*WHAT IS NEEDED*. Below are some records. Say in a single number how many of their lines include the word "GREEN".

───── EXTRACTED RECORDS

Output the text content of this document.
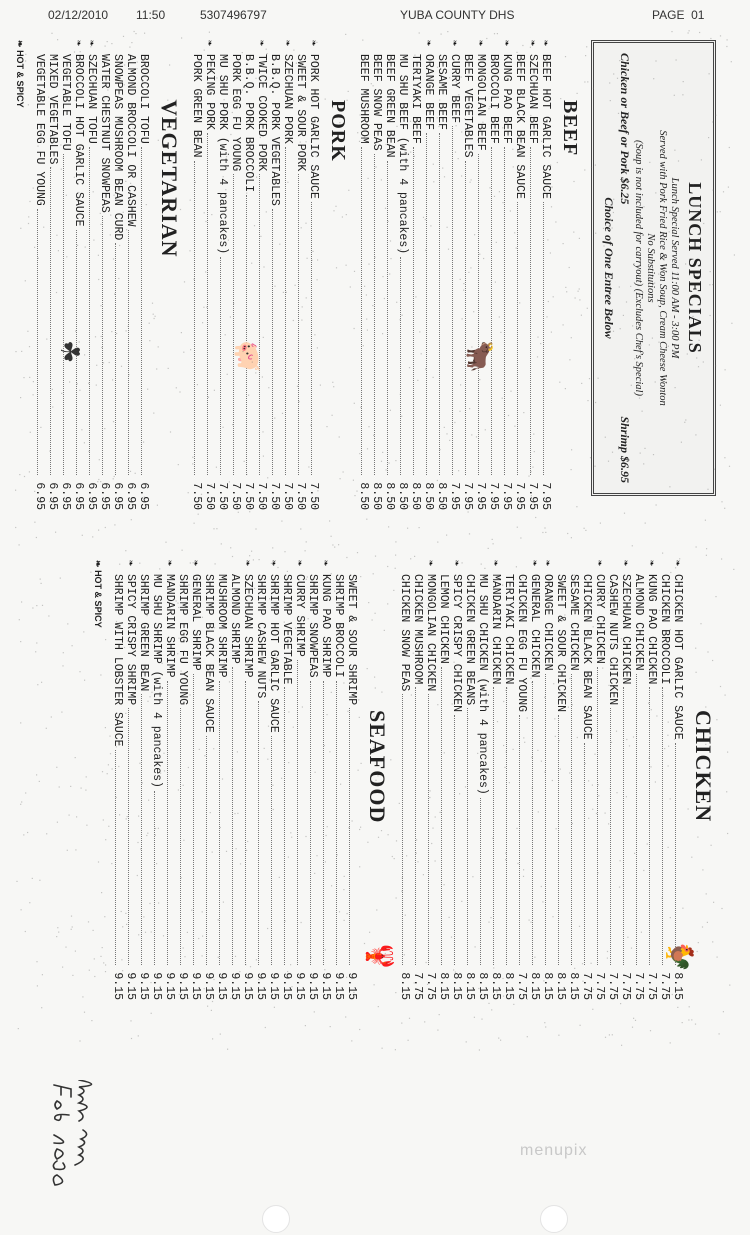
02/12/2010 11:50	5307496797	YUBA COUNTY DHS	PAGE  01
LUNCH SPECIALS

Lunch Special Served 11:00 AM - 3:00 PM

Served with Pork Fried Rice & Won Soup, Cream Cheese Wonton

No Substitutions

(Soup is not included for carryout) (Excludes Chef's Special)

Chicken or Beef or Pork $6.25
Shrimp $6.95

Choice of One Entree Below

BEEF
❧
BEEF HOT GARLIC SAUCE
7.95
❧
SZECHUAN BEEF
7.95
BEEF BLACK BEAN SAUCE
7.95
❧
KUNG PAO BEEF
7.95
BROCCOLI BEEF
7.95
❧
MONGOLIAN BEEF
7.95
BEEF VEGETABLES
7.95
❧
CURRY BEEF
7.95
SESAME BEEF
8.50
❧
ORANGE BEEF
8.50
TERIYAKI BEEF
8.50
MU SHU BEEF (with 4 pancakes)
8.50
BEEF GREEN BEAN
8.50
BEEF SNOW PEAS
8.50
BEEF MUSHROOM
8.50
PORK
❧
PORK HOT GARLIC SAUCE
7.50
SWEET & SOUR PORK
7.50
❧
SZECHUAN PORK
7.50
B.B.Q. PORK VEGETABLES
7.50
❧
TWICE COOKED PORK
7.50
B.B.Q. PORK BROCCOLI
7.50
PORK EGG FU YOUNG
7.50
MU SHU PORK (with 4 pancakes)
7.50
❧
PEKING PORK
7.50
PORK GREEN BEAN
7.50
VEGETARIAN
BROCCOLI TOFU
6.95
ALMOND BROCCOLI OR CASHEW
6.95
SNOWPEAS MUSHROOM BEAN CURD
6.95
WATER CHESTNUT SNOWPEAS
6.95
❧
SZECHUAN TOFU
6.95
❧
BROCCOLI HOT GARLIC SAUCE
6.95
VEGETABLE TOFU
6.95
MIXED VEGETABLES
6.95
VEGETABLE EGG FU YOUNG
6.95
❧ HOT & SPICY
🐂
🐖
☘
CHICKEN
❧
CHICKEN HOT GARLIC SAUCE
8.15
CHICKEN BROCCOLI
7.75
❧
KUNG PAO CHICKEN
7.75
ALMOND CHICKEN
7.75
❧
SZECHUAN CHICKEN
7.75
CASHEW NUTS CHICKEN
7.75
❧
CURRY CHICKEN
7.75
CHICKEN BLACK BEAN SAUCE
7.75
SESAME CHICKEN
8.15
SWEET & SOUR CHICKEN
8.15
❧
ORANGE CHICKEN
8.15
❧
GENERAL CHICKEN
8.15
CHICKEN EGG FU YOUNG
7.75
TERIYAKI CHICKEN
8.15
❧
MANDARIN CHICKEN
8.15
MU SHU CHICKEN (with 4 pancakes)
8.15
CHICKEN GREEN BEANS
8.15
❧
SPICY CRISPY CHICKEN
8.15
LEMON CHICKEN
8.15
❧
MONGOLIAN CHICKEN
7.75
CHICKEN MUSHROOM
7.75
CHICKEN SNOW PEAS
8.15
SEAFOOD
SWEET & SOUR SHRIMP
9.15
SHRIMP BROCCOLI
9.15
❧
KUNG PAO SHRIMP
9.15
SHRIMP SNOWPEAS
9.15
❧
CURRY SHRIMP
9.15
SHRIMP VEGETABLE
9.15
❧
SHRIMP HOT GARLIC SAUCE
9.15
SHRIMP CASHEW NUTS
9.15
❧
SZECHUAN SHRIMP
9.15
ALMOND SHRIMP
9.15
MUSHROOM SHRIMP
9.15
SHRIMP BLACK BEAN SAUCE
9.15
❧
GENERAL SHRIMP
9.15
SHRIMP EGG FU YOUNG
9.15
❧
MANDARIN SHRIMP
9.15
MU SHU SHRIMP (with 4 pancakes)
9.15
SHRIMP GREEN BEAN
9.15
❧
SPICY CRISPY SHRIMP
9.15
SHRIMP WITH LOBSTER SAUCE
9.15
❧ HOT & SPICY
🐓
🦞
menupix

──────────
───── EXTRACTED RECORDS

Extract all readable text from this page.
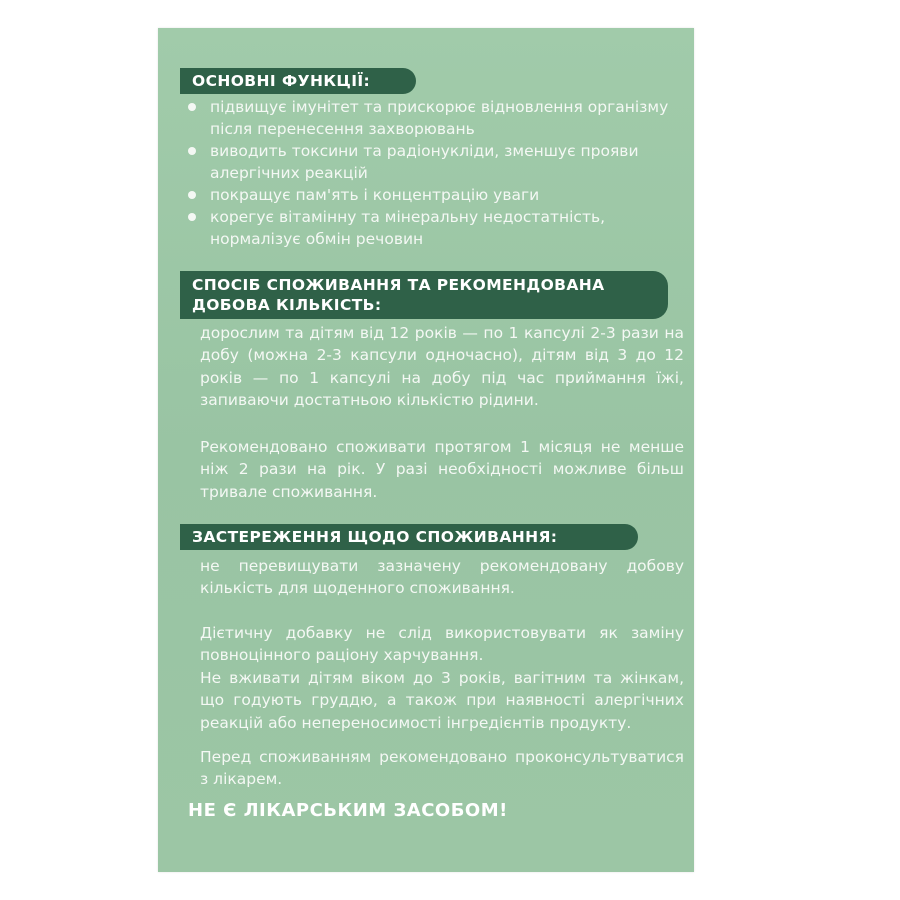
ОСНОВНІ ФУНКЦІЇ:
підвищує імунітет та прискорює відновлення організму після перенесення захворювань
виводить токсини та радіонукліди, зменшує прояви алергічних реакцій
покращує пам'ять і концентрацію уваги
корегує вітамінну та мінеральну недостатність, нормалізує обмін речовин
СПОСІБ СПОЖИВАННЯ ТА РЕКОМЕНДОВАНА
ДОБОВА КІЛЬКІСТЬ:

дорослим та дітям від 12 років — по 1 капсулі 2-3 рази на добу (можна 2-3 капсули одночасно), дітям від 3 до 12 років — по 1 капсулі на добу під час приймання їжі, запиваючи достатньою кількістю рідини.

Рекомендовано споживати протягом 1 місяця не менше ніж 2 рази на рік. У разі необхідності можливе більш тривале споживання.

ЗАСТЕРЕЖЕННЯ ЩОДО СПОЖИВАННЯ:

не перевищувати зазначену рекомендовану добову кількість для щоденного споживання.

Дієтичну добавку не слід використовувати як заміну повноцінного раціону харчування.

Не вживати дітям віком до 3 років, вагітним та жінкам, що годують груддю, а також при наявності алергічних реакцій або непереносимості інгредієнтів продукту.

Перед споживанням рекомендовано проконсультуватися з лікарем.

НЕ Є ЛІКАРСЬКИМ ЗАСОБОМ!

──────────
───── EXTRACTED RECORDS

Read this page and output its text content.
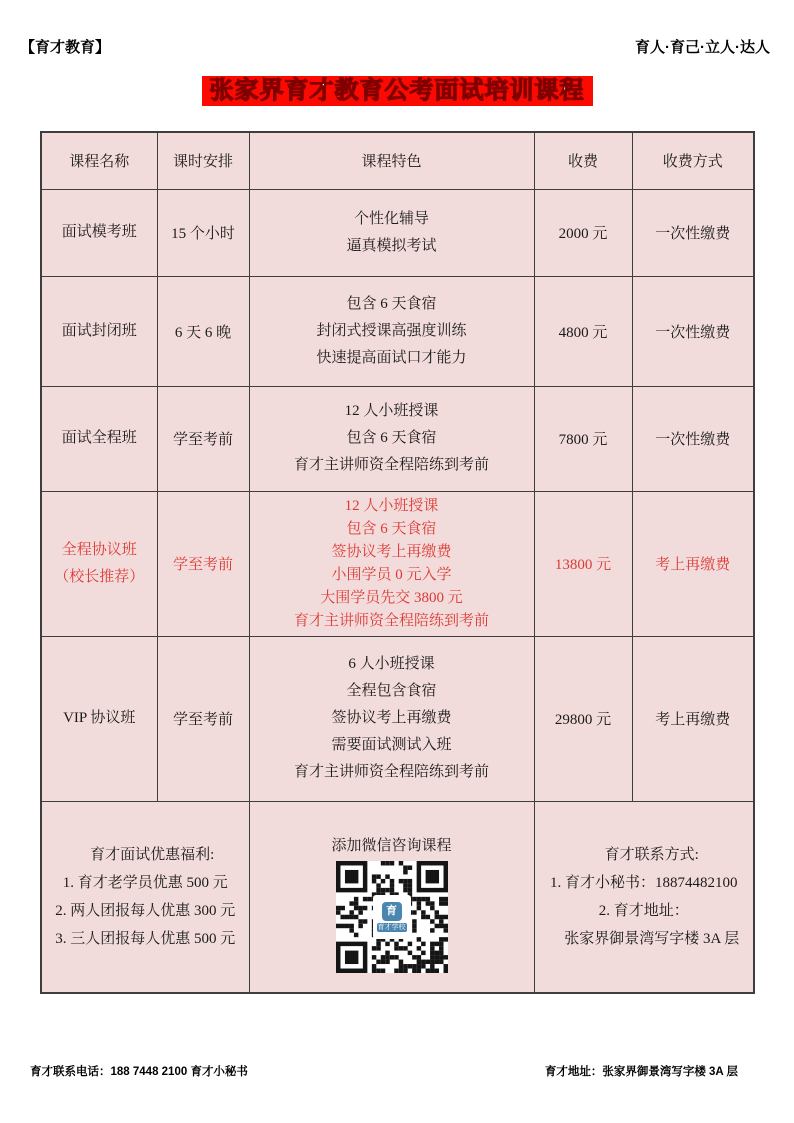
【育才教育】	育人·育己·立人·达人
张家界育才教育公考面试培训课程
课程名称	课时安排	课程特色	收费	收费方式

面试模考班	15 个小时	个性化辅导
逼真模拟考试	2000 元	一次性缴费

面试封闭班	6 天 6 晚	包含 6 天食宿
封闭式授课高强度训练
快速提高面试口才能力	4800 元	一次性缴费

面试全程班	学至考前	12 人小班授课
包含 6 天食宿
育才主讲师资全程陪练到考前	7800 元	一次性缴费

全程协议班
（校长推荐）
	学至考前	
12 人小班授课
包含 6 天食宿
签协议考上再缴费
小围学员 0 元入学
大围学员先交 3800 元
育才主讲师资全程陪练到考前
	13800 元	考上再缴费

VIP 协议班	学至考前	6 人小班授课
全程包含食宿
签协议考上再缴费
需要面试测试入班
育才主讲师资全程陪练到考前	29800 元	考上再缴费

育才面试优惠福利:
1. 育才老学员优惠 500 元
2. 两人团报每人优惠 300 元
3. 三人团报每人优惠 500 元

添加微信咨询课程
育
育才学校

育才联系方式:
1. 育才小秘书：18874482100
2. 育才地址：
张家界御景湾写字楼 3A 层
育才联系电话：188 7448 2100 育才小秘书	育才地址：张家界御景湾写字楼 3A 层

──────────

*EXERCISE RESULT*. 4